INPUT FOR THIS TASK =
────
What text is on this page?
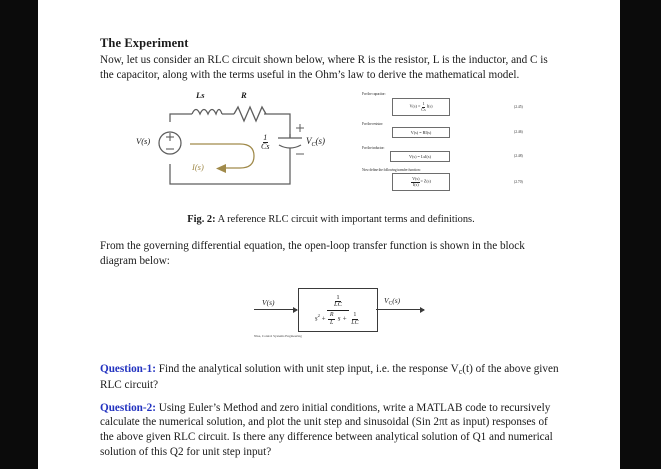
The Experiment

Now, let us consider an RLC circuit shown below, where R is the resistor, L is the inductor, and C is the capacitor, along with the terms useful in the Ohm’s law to derive the mathematical model.

Ls	R
V(s)	$\frac{1}{Cs}$	$V_C(s)$
I(s)
For the capacitor:
$V(s) = \frac{1}{Cs} I(s)$	(2.45)
For the resistor:
V(s) = RI(s)	(2.46)
For the inductor:
V(s) = LsI(s)	(2.48)
Now define the following transfer function:
$\frac{V(s)}{I(s)} = Z(s)$	(2.70)

Fig. 2: A reference RLC circuit with important terms and definitions.

From the governing differential equation, the open-loop transfer function is shown in the block diagram below:

V(s)	$\frac{1}{LC}$
$s^2 + \frac{R}{L}$ $s + \frac{1}{LC}$
$V_C(s)$
Nise, Control Systems Engineering

Question-1: Find the analytical solution with unit step input, i.e. the response Vc(t) of the above given RLC circuit?

Question-2: Using Euler’s Method and zero initial conditions, write a MATLAB code to recursively calculate the numerical solution, and plot the unit step and sinusoidal (Sin 2πt as input) responses of the above given RLC circuit. Is there any difference between analytical solution of Q1 and numerical solution of this Q2 for unit step input?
────
GIVEN TASK =
Pull out every line of the records above that contains the word "solution".

SOLVED PROBLEM =
Question-1: Find the analytical solution with unit step input, i.e. the response Vc(t) of the above given RLC circuit?
Question-2: Using Euler’s Method and zero initial conditions, write a MATLAB code to recursively calculate the numerical solution, and plot the unit step and sinusoidal (Sin 2πt as input) responses of the above given RLC circuit. Is there any difference between analytical solution of Q1 and numerical solution of this Q2 for unit step input?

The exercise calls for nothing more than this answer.